* **Data for this task**
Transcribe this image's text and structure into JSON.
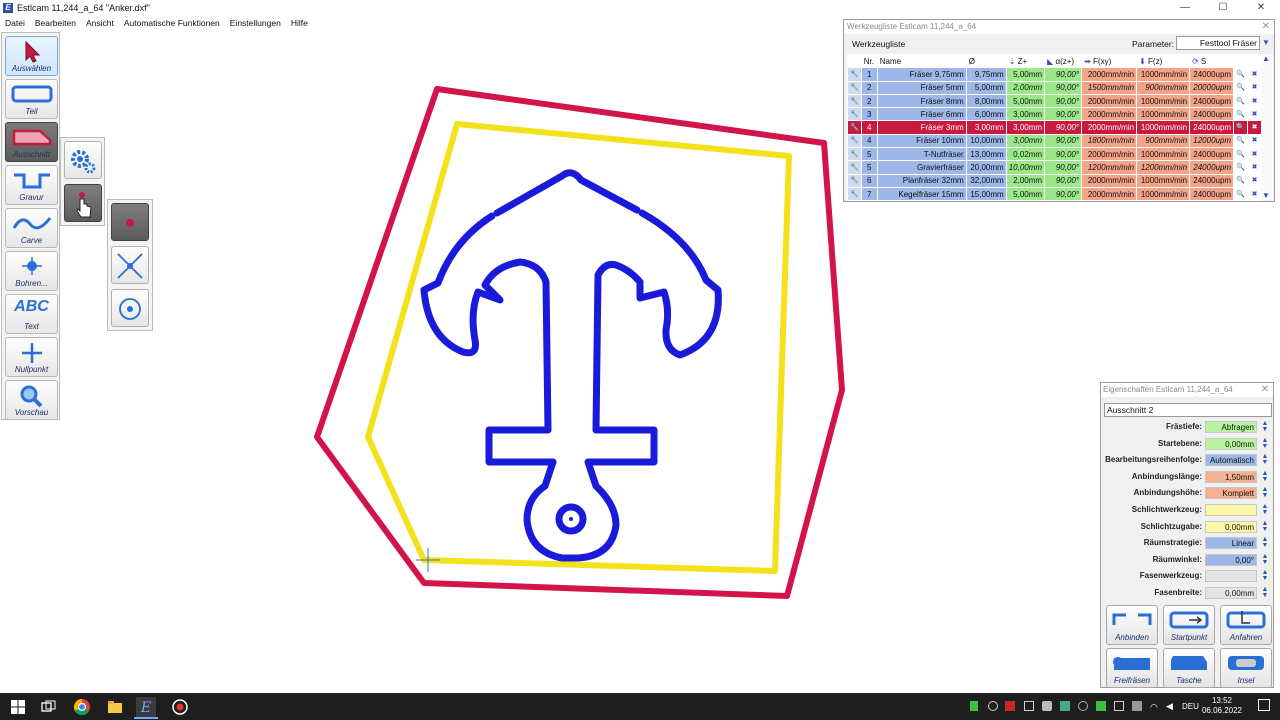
{
  "window": {
    "title": "Estlcam 11,244_a_64 \"Anker.dxf\"",
    "app_icon": "E",
    "minimize": "—",
    "maximize": "☐",
    "close": "✕"
  },
  "menu": [
    "Datei",
    "Bearbeiten",
    "Ansicht",
    "Automatische Funktionen",
    "Einstellungen",
    "Hilfe"
  ],
  "toolbar": [
    {
      "id": "auswahlen",
      "label": "Auswählen",
      "icon": "cursor-arrow-icon"
    },
    {
      "id": "teil",
      "label": "Teil",
      "icon": "part-outline-icon"
    },
    {
      "id": "ausschnitt",
      "label": "Ausschnitt",
      "icon": "cutout-icon"
    },
    {
      "id": "gravur",
      "label": "Gravur",
      "icon": "engrave-icon"
    },
    {
      "id": "carve",
      "label": "Carve",
      "icon": "carve-wave-icon"
    },
    {
      "id": "bohren",
      "label": "Bohren...",
      "icon": "drill-target-icon"
    },
    {
      "id": "text",
      "label": "Text",
      "glyph": "ABC",
      "icon": "text-abc-icon"
    },
    {
      "id": "nullpunkt",
      "label": "Nullpunkt",
      "icon": "zero-point-cross-icon"
    },
    {
      "id": "vorschau",
      "label": "Vorschau",
      "icon": "magnifier-icon"
    }
  ],
  "tool_window": {
    "title": "Werkzeugliste Estlcam 11,244_a_64",
    "close": "✕",
    "heading": "Werkzeugliste",
    "param_label": "Parameter:",
    "param_value": "Festtool Fräser",
    "columns": [
      "Nr.",
      "Name",
      "Ø",
      "Z+",
      "α(z+)",
      "F(xy)",
      "F(z)",
      "S"
    ],
    "rows": [
      {
        "nr": "1",
        "name": "Fräser 9,75mm",
        "d": "9,75mm",
        "z": "5,00mm",
        "az": "90,00°",
        "fxy": "2000mm/min",
        "fz": "1000mm/min",
        "s": "24000upm"
      },
      {
        "nr": "2",
        "name": "Fräser 5mm",
        "d": "5,00mm",
        "z": "2,00mm",
        "az": "90,00°",
        "fxy": "1500mm/min",
        "fz": "900mm/min",
        "s": "20000upm",
        "muted": true
      },
      {
        "nr": "2",
        "name": "Fräser 8mm",
        "d": "8,00mm",
        "z": "5,00mm",
        "az": "90,00°",
        "fxy": "2000mm/min",
        "fz": "1000mm/min",
        "s": "24000upm"
      },
      {
        "nr": "3",
        "name": "Fräser 6mm",
        "d": "6,00mm",
        "z": "3,00mm",
        "az": "90,00°",
        "fxy": "2000mm/min",
        "fz": "1000mm/min",
        "s": "24000upm"
      },
      {
        "nr": "4",
        "name": "Fräser 3mm",
        "d": "3,00mm",
        "z": "3,00mm",
        "az": "90,00°",
        "fxy": "2000mm/min",
        "fz": "1000mm/min",
        "s": "24000upm",
        "selected": true
      },
      {
        "nr": "4",
        "name": "Fräser 10mm",
        "d": "10,00mm",
        "z": "3,00mm",
        "az": "90,00°",
        "fxy": "1800mm/min",
        "fz": "900mm/min",
        "s": "12000upm",
        "muted": true
      },
      {
        "nr": "5",
        "name": "T-Nutfräser",
        "d": "13,00mm",
        "z": "0,02mm",
        "az": "90,00°",
        "fxy": "2000mm/min",
        "fz": "1000mm/min",
        "s": "24000upm"
      },
      {
        "nr": "5",
        "name": "Gravierfräser",
        "d": "20,00mm",
        "z": "10,00mm",
        "az": "90,00°",
        "fxy": "1200mm/min",
        "fz": "1200mm/min",
        "s": "24000upm",
        "muted": true
      },
      {
        "nr": "6",
        "name": "Planfräser 32mm",
        "d": "32,00mm",
        "z": "2,00mm",
        "az": "90,00°",
        "fxy": "2000mm/min",
        "fz": "1000mm/min",
        "s": "24000upm"
      },
      {
        "nr": "7",
        "name": "Kegelfräser 15mm",
        "d": "15,00mm",
        "z": "5,00mm",
        "az": "90,00°",
        "fxy": "2000mm/min",
        "fz": "1000mm/min",
        "s": "24000upm"
      }
    ]
  },
  "props_window": {
    "title": "Eigenschaften Estlcam 11,244_a_64",
    "close": "✕",
    "object_name": "Ausschnitt 2",
    "fields": [
      {
        "label": "Frästiefe:",
        "value": "Abfragen",
        "color": "#b9f59e"
      },
      {
        "label": "Startebene:",
        "value": "0,00mm",
        "color": "#b9f59e"
      },
      {
        "label": "Bearbeitungsreihenfolge:",
        "value": "Automatisch",
        "color": "#9db7e8"
      },
      {
        "label": "Anbindungslänge:",
        "value": "1,50mm",
        "color": "#f4b08f"
      },
      {
        "label": "Anbindungshöhe:",
        "value": "Komplett",
        "color": "#f4b08f"
      },
      {
        "label": "Schlichtwerkzeug:",
        "value": "",
        "color": "#fbf7a8"
      },
      {
        "label": "Schlichtzugabe:",
        "value": "0,00mm",
        "color": "#fbf7a8"
      },
      {
        "label": "Räumstrategie:",
        "value": "Linear",
        "color": "#9db7e8"
      },
      {
        "label": "Räumwinkel:",
        "value": "0,00°",
        "color": "#9db7e8"
      },
      {
        "label": "Fasenwerkzeug:",
        "value": "",
        "color": "#e4e4e4"
      },
      {
        "label": "Fasenbreite:",
        "value": "0,00mm",
        "color": "#e4e4e4"
      }
    ],
    "buttons": [
      {
        "label": "Anbinden",
        "icon": "bridge-icon"
      },
      {
        "label": "Startpunkt",
        "icon": "start-point-icon"
      },
      {
        "label": "Anfahren",
        "icon": "approach-icon"
      },
      {
        "label": "Freifräsen",
        "icon": "free-milling-icon"
      },
      {
        "label": "Tasche",
        "icon": "pocket-icon"
      },
      {
        "label": "Insel",
        "icon": "island-icon"
      }
    ]
  },
  "taskbar": {
    "time": "13:52",
    "date": "06.06.2022",
    "lang": "DEU"
  },
  "colors": {
    "outer_path": "#d2144a",
    "inner_path": "#f2e11b",
    "anchor": "#1a1adb",
    "selected_row": "#c8193f"
  }
}
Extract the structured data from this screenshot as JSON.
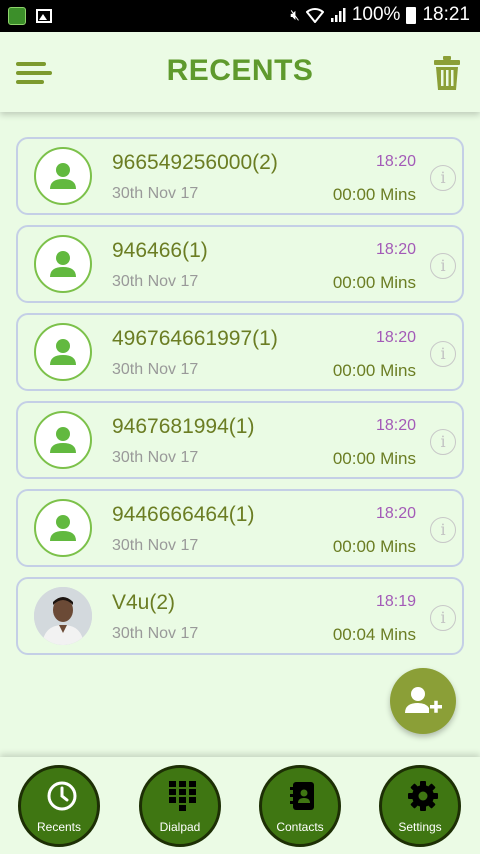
{
  "status_bar": {
    "battery": "100%",
    "clock": "18:21"
  },
  "header": {
    "title": "RECENTS"
  },
  "calls": [
    {
      "name": "966549256000(2)",
      "date": "30th Nov 17",
      "time": "18:20",
      "duration": "00:00 Mins",
      "avatar": "default-user-icon"
    },
    {
      "name": "946466(1)",
      "date": "30th Nov 17",
      "time": "18:20",
      "duration": "00:00 Mins",
      "avatar": "default-user-icon"
    },
    {
      "name": "496764661997(1)",
      "date": "30th Nov 17",
      "time": "18:20",
      "duration": "00:00 Mins",
      "avatar": "default-user-icon"
    },
    {
      "name": "9467681994(1)",
      "date": "30th Nov 17",
      "time": "18:20",
      "duration": "00:00 Mins",
      "avatar": "default-user-icon"
    },
    {
      "name": "9446666464(1)",
      "date": "30th Nov 17",
      "time": "18:20",
      "duration": "00:00 Mins",
      "avatar": "default-user-icon"
    },
    {
      "name": "V4u(2)",
      "date": "30th Nov 17",
      "time": "18:19",
      "duration": "00:04 Mins",
      "avatar": "contact-photo"
    }
  ],
  "info_glyph": "i",
  "nav": [
    {
      "label": "Recents",
      "icon": "clock-icon"
    },
    {
      "label": "Dialpad",
      "icon": "dialpad-icon"
    },
    {
      "label": "Contacts",
      "icon": "contacts-book-icon"
    },
    {
      "label": "Settings",
      "icon": "gear-icon"
    }
  ],
  "colors": {
    "background": "#eafbe4",
    "accent": "#5f9a2d",
    "time": "#a35ab7",
    "nav_button": "#3f7612",
    "fab": "#8b9f37"
  }
}
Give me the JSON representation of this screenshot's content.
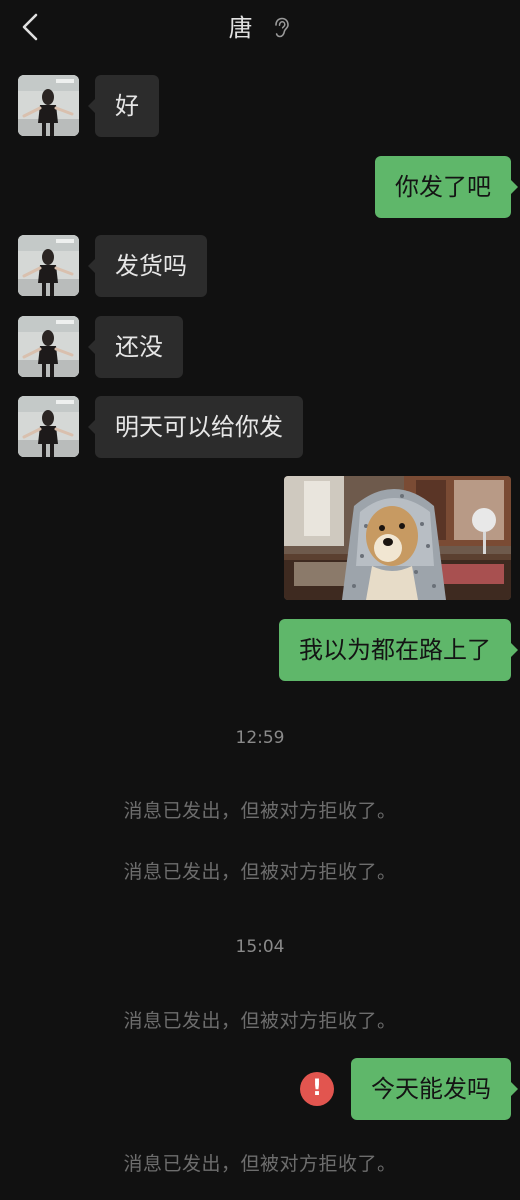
{
  "header": {
    "title": "唐",
    "back_icon": "chevron-left-icon",
    "status_icon": "ear-icon"
  },
  "messages": [
    {
      "side": "in",
      "text": "好"
    },
    {
      "side": "out",
      "text": "你发了吧"
    },
    {
      "side": "in",
      "text": "发货吗"
    },
    {
      "side": "in",
      "text": "还没"
    },
    {
      "side": "in",
      "text": "明天可以给你发"
    },
    {
      "side": "out",
      "type": "image"
    },
    {
      "side": "out",
      "text": "我以为都在路上了"
    },
    {
      "side": "out",
      "text": "今天能发吗",
      "failed": true
    }
  ],
  "timestamps": [
    "12:59",
    "15:04"
  ],
  "system_notes": [
    "消息已发出，但被对方拒收了。",
    "消息已发出，但被对方拒收了。",
    "消息已发出，但被对方拒收了。",
    "消息已发出，但被对方拒收了。"
  ],
  "fail_icon_symbol": "!",
  "colors": {
    "background": "#111111",
    "incoming_bubble": "#2c2c2c",
    "outgoing_bubble": "#5fb76a",
    "error": "#e2554f"
  }
}
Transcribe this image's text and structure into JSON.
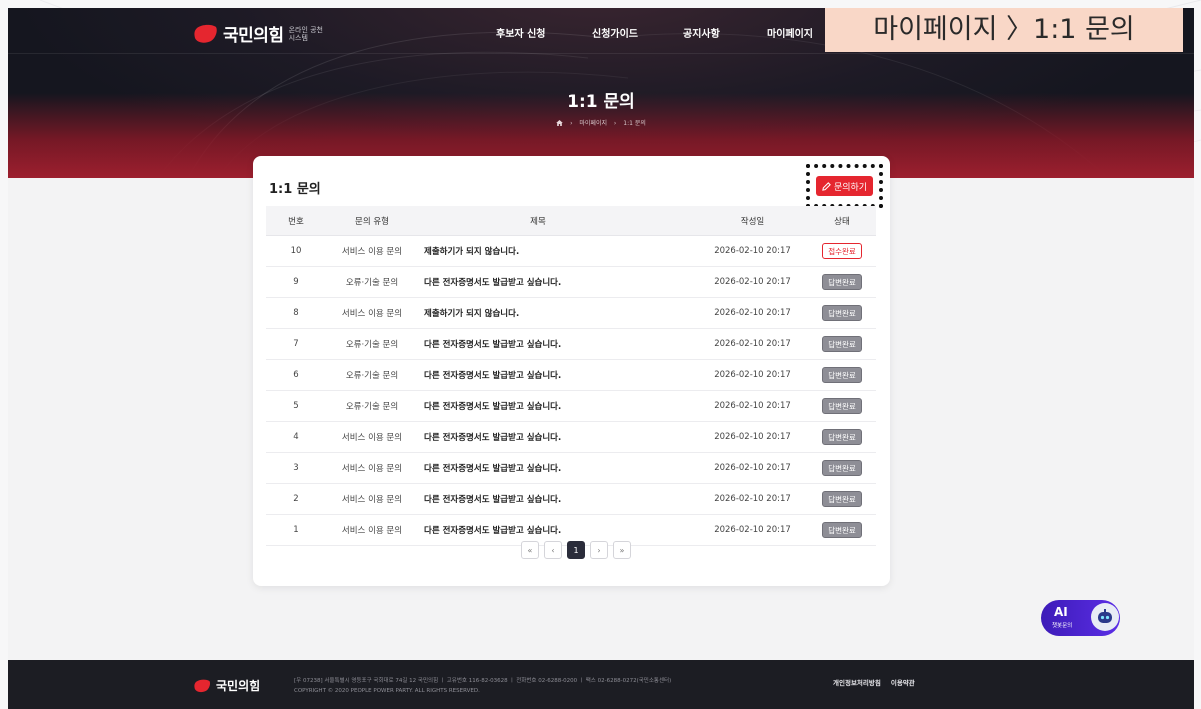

* **Given request**
Return verbatim every line from the line containing "Give me the" to the last line of the entries above, inclusive, and leave out the pictures.

* **Response below**
Give me the JSON representation of this screenshot's content.
{
  "header": {
    "title": "唐",
    "back_icon": "chevron-left-icon",
    "status_icon": "ear-icon"
  },
  "messages": [
    {
      "side": "in",
      "text": "好"
    },
    {
      "side": "out",
      "text": "你发了吧"
    },
    {
      "side": "in",
      "text": "发货吗"
    },
    {
      "side": "in",
      "text": "还没"
    },
    {
      "side": "in",
      "text": "明天可以给你发"
    },
    {
      "side": "out",
      "type": "image"
    },
    {
      "side": "out",
      "text": "我以为都在路上了"
    },
    {
      "side": "out",
      "text": "今天能发吗",
      "failed": true
    }
  ],
  "timestamps": [
    "12:59",
    "15:04"
  ],
  "system_notes": [
    "消息已发出，但被对方拒收了。",
    "消息已发出，但被对方拒收了。",
    "消息已发出，但被对方拒收了。",
    "消息已发出，但被对方拒收了。"
  ],
  "fail_icon_symbol": "!",
  "colors": {
    "background": "#111111",
    "incoming_bubble": "#2c2c2c",
    "outgoing_bubble": "#5fb76a",
    "error": "#e2554f"
  }
}
Transcribe this image's text and structure into JSON.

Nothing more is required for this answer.